╭──
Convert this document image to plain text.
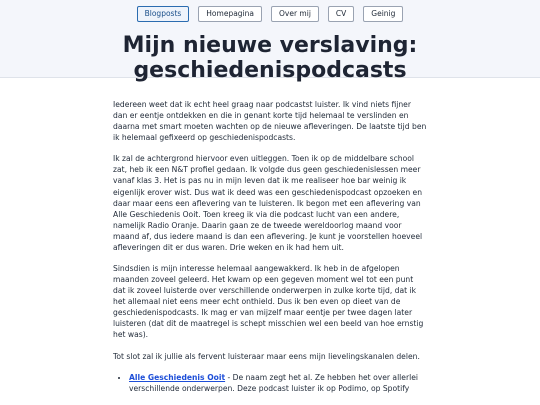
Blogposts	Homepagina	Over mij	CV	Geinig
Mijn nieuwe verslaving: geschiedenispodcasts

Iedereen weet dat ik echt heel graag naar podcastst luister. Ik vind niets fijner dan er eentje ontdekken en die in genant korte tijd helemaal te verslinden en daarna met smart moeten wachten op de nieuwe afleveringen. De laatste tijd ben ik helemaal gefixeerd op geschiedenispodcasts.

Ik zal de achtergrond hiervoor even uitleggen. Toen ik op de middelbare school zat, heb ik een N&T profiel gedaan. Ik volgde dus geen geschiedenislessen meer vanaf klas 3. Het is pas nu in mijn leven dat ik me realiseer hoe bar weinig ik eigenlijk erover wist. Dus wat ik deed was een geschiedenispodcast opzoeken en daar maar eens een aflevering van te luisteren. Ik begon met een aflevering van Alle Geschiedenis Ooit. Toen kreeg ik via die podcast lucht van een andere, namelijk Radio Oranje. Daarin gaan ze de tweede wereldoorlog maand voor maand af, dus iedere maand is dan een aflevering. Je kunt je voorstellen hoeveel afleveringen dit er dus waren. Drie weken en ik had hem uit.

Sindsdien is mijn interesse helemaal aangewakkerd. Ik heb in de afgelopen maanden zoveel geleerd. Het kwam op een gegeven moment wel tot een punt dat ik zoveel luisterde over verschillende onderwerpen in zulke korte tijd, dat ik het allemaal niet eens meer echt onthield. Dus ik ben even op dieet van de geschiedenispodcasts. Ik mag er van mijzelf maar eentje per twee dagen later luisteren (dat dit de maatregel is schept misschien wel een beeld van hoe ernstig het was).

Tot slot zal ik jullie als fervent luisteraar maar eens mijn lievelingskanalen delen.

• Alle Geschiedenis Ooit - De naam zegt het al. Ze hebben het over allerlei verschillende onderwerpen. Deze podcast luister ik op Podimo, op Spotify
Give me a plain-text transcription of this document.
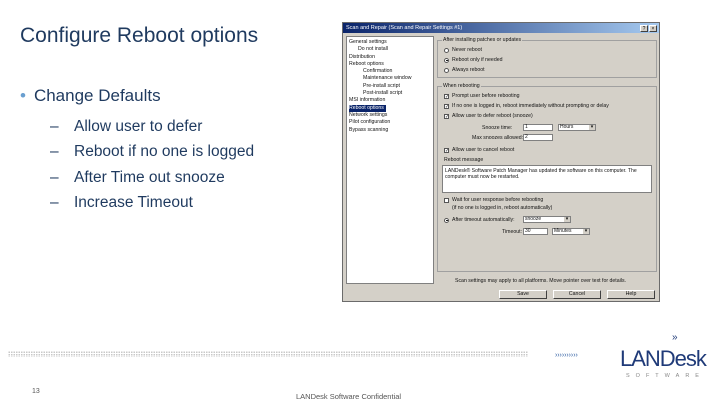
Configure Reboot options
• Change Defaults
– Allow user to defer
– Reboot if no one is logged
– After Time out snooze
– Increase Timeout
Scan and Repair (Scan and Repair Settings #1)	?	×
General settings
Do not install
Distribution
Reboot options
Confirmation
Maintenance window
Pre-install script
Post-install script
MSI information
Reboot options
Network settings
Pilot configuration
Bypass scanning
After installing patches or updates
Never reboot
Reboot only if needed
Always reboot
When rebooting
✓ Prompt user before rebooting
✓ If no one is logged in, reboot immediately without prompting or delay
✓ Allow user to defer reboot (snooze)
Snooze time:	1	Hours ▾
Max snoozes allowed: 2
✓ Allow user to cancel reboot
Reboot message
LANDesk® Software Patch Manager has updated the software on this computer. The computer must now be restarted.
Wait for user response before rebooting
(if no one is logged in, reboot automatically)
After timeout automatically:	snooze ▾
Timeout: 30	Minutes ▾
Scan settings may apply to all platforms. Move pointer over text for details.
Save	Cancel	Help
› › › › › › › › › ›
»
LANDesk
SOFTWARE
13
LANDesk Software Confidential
╰──
Omit every picture, then repeat the remaining data exactly as it appears above.

• **Result below**
Convert this document image to plain text.
Blogposts	Homepagina	Over mij	CV	Geinig
Mijn nieuwe verslaving: geschiedenispodcasts

Iedereen weet dat ik echt heel graag naar podcastst luister. Ik vind niets fijner dan er eentje ontdekken en die in genant korte tijd helemaal te verslinden en daarna met smart moeten wachten op de nieuwe afleveringen. De laatste tijd ben ik helemaal gefixeerd op geschiedenispodcasts.

Ik zal de achtergrond hiervoor even uitleggen. Toen ik op de middelbare school zat, heb ik een N&T profiel gedaan. Ik volgde dus geen geschiedenislessen meer vanaf klas 3. Het is pas nu in mijn leven dat ik me realiseer hoe bar weinig ik eigenlijk erover wist. Dus wat ik deed was een geschiedenispodcast opzoeken en daar maar eens een aflevering van te luisteren. Ik begon met een aflevering van Alle Geschiedenis Ooit. Toen kreeg ik via die podcast lucht van een andere, namelijk Radio Oranje. Daarin gaan ze de tweede wereldoorlog maand voor maand af, dus iedere maand is dan een aflevering. Je kunt je voorstellen hoeveel afleveringen dit er dus waren. Drie weken en ik had hem uit.

Sindsdien is mijn interesse helemaal aangewakkerd. Ik heb in de afgelopen maanden zoveel geleerd. Het kwam op een gegeven moment wel tot een punt dat ik zoveel luisterde over verschillende onderwerpen in zulke korte tijd, dat ik het allemaal niet eens meer echt onthield. Dus ik ben even op dieet van de geschiedenispodcasts. Ik mag er van mijzelf maar eentje per twee dagen later luisteren (dat dit de maatregel is schept misschien wel een beeld van hoe ernstig het was).

Tot slot zal ik jullie als fervent luisteraar maar eens mijn lievelingskanalen delen.

• Alle Geschiedenis Ooit - De naam zegt het al. Ze hebben het over allerlei verschillende onderwerpen. Deze podcast luister ik op Podimo, op Spotify
Give me a plain-text transcription of this document.
Configure Reboot options
• Change Defaults
– Allow user to defer
– Reboot if no one is logged
– After Time out snooze
– Increase Timeout
Scan and Repair (Scan and Repair Settings #1)	?	×
General settings
Do not install
Distribution
Reboot options
Confirmation
Maintenance window
Pre-install script
Post-install script
MSI information
Reboot options
Network settings
Pilot configuration
Bypass scanning
After installing patches or updates
Never reboot
Reboot only if needed
Always reboot
When rebooting
✓ Prompt user before rebooting
✓ If no one is logged in, reboot immediately without prompting or delay
✓ Allow user to defer reboot (snooze)
Snooze time:	1	Hours ▾
Max snoozes allowed: 2
✓ Allow user to cancel reboot
Reboot message
LANDesk® Software Patch Manager has updated the software on this computer. The computer must now be restarted.
Wait for user response before rebooting
(if no one is logged in, reboot automatically)
After timeout automatically:	snooze ▾
Timeout: 30	Minutes ▾
Scan settings may apply to all platforms. Move pointer over text for details.
Save	Cancel	Help
› › › › › › › › › ›
»
LANDesk
SOFTWARE
13
LANDesk Software Confidential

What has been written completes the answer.